# [Records provided]
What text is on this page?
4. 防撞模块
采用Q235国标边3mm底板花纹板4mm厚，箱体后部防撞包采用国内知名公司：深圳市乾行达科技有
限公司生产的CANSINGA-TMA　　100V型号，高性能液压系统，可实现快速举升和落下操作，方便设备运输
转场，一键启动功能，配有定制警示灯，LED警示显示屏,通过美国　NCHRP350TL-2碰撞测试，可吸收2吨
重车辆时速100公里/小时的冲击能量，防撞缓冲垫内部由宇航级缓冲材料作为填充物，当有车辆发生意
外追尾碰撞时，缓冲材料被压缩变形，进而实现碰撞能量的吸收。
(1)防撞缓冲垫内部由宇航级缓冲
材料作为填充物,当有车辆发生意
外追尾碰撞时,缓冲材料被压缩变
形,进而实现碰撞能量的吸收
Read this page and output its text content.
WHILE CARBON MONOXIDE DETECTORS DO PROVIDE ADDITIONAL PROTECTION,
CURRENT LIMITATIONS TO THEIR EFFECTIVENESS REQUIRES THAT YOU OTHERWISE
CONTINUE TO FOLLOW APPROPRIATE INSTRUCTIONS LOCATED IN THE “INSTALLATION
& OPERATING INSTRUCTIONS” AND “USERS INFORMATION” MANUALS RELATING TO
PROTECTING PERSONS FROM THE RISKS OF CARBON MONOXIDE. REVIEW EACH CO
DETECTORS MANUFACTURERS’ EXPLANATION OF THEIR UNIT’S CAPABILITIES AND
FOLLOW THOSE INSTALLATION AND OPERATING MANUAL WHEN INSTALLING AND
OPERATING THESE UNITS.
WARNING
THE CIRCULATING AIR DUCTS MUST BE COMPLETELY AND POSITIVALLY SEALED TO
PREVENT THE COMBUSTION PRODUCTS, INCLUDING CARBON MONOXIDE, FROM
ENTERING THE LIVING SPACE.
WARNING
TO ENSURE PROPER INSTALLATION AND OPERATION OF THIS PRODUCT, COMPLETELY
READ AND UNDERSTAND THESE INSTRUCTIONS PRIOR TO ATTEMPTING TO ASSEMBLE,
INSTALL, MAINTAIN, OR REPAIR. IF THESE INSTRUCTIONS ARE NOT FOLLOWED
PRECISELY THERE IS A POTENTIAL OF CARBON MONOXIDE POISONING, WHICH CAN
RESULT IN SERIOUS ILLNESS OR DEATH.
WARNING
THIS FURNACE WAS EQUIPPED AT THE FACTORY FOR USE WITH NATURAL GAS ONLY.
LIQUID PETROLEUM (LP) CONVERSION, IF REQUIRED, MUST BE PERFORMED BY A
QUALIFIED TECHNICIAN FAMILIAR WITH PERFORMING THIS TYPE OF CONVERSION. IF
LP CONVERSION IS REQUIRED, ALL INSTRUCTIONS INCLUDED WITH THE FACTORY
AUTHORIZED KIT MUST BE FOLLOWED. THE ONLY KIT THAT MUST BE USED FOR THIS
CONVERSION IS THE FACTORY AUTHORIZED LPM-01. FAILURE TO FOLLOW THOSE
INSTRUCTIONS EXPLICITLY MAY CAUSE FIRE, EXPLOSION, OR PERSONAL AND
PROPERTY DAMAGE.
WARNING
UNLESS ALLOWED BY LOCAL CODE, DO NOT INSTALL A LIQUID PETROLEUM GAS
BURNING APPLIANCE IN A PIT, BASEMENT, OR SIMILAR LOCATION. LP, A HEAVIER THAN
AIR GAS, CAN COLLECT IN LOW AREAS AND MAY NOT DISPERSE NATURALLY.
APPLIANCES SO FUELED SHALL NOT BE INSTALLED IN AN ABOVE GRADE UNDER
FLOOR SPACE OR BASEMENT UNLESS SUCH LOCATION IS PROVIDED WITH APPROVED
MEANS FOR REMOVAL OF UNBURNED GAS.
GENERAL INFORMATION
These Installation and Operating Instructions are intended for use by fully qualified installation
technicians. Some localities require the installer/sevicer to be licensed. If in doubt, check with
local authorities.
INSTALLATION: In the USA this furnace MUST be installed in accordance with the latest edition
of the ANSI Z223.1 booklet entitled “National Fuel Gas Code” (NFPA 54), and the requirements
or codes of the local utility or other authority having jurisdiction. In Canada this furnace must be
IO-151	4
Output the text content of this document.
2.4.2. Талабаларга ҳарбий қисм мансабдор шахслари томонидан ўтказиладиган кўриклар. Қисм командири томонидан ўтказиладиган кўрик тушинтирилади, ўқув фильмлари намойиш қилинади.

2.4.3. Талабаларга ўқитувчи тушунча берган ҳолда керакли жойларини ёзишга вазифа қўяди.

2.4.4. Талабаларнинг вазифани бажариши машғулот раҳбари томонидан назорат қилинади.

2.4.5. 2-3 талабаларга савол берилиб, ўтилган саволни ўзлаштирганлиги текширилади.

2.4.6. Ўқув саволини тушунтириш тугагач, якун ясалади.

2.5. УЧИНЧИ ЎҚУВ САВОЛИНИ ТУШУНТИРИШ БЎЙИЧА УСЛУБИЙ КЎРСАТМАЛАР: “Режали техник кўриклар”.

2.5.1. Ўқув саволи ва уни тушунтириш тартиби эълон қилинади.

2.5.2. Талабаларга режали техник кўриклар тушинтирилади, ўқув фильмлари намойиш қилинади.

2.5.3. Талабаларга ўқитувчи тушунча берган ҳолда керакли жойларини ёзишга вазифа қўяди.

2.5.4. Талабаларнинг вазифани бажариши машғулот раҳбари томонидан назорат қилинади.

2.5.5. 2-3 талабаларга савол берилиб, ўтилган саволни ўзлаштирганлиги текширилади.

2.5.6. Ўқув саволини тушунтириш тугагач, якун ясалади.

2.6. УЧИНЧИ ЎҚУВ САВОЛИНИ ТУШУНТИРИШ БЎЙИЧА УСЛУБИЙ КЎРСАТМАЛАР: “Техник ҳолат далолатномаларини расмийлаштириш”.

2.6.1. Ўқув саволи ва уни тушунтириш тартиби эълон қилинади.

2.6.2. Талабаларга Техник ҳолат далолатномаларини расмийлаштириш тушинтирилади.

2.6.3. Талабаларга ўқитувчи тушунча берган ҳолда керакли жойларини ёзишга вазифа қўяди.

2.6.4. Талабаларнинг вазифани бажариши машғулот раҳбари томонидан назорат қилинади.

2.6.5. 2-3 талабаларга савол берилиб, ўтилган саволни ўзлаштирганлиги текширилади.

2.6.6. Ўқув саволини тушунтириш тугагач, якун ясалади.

# [What is required]
In the entries above, identify every line with the word "FACTORY". Copy those lines.

# [Answer for this exercise]
THIS FURNACE WAS EQUIPPED AT THE FACTORY FOR USE WITH NATURAL GAS ONLY.
LP CONVERSION IS REQUIRED, ALL INSTRUCTIONS INCLUDED WITH THE FACTORY
CONVERSION IS THE FACTORY AUTHORIZED LPM-01. FAILURE TO FOLLOW THOSE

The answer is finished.